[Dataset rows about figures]

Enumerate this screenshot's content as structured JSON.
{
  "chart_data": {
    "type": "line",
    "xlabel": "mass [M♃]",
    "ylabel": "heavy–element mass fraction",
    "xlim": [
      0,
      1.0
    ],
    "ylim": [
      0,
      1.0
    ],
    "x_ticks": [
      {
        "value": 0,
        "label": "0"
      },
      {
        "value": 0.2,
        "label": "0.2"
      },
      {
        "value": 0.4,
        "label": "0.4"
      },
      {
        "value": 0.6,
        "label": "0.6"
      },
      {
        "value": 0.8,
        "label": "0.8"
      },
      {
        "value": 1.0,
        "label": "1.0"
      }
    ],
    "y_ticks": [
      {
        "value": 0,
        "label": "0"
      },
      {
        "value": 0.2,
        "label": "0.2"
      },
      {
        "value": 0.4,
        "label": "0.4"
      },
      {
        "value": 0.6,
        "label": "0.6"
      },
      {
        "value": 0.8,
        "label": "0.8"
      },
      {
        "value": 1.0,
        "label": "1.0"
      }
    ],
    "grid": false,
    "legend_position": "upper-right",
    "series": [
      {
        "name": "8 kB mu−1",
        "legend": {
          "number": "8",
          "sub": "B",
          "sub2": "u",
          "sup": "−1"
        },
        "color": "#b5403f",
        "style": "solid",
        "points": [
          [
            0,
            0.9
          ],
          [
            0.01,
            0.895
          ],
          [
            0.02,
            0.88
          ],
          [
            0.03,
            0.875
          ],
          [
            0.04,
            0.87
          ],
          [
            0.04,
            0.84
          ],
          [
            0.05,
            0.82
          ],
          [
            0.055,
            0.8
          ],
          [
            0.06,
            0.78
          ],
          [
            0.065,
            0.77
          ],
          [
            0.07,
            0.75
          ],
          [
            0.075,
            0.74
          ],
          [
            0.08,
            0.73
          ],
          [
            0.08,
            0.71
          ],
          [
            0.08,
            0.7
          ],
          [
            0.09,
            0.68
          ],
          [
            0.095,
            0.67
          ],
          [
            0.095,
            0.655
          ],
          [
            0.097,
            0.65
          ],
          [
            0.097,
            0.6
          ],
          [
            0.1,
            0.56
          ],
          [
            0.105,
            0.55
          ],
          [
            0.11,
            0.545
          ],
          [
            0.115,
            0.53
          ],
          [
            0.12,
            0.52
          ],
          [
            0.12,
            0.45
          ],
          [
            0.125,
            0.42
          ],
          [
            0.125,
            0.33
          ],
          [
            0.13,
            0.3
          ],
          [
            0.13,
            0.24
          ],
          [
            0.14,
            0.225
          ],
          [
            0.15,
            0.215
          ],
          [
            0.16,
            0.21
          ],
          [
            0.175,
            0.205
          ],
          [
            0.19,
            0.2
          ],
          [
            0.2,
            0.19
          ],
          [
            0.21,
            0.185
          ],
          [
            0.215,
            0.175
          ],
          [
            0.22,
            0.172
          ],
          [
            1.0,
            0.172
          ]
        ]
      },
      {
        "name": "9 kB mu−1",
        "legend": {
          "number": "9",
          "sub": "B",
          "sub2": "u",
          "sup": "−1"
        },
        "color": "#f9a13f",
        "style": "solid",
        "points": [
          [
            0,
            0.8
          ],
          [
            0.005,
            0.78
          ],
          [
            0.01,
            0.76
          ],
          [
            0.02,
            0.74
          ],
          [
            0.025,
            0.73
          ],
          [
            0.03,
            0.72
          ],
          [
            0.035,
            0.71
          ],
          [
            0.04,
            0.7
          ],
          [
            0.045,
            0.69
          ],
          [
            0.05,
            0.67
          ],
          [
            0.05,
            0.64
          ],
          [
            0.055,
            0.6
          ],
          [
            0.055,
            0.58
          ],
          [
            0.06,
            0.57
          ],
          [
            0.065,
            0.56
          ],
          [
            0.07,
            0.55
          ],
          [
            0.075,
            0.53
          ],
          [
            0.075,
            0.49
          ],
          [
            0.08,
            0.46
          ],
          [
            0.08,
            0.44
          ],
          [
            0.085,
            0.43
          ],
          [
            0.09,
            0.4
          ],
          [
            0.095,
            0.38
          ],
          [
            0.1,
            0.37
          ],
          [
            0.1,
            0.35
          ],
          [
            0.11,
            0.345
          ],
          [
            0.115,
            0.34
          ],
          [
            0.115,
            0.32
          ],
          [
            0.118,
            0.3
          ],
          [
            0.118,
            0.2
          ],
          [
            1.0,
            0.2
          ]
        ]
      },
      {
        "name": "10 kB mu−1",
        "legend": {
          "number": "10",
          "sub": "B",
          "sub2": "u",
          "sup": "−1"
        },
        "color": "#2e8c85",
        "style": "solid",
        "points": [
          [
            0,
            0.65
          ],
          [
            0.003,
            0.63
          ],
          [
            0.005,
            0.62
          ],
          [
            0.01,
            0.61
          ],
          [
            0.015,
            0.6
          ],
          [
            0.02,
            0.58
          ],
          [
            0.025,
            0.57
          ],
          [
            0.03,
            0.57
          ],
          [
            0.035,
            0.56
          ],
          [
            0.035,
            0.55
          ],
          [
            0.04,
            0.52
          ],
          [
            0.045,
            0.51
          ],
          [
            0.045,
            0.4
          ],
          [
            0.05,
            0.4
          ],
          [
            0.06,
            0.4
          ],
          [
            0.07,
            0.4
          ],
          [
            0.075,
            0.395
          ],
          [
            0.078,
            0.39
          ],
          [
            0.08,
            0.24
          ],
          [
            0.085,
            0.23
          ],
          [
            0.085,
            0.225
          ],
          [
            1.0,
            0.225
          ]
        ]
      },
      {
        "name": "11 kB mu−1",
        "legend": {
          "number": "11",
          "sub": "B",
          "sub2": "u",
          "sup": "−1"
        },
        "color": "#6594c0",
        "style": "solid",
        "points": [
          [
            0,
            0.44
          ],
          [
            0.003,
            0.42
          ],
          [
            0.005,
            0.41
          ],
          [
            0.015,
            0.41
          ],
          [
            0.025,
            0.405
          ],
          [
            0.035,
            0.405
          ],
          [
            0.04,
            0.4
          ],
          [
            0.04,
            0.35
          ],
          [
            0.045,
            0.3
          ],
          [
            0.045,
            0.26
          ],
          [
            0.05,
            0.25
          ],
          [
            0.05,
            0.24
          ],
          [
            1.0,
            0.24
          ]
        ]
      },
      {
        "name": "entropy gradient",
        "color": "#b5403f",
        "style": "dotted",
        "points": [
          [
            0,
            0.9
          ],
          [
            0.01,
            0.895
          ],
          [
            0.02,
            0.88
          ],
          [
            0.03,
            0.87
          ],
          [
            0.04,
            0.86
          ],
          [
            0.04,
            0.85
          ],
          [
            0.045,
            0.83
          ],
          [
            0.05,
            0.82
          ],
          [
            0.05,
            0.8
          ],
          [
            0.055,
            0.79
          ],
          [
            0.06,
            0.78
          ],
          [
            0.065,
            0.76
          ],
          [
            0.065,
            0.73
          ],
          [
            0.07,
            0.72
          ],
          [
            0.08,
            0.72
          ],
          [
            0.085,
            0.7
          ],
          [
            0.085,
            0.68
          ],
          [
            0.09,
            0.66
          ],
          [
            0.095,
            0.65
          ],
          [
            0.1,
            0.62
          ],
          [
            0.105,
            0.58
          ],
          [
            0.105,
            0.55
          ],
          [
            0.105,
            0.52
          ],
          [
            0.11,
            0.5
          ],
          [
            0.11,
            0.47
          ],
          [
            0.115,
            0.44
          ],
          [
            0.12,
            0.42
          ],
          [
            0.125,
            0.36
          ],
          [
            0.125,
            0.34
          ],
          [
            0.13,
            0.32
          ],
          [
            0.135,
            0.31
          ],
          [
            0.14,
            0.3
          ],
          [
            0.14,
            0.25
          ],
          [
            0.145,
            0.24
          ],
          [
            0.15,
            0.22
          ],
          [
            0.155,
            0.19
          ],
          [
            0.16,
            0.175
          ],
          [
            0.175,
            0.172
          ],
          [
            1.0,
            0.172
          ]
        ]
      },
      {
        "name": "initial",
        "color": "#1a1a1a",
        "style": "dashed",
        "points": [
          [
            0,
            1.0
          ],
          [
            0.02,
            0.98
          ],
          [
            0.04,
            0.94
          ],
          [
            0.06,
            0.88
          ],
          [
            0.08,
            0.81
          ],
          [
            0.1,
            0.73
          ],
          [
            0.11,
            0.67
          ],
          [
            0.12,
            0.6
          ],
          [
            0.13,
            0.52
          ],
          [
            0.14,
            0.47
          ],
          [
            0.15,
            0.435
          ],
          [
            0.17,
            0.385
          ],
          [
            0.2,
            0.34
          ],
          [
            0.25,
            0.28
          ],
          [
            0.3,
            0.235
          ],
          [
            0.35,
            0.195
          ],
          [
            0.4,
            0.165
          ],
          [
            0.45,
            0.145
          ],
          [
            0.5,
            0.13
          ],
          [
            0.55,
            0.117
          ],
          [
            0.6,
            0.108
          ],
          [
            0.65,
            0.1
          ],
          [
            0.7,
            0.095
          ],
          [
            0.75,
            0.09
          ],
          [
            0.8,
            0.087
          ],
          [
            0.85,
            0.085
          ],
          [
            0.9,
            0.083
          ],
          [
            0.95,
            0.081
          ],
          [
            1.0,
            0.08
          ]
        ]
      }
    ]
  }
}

#### [Required task]
From the listing, copy every line where the string "name" appears.

#### [Written response]
        "name": "8 kB mu−1",
        "name": "9 kB mu−1",
        "name": "10 kB mu−1",
        "name": "11 kB mu−1",
        "name": "entropy gradient",
        "name": "initial",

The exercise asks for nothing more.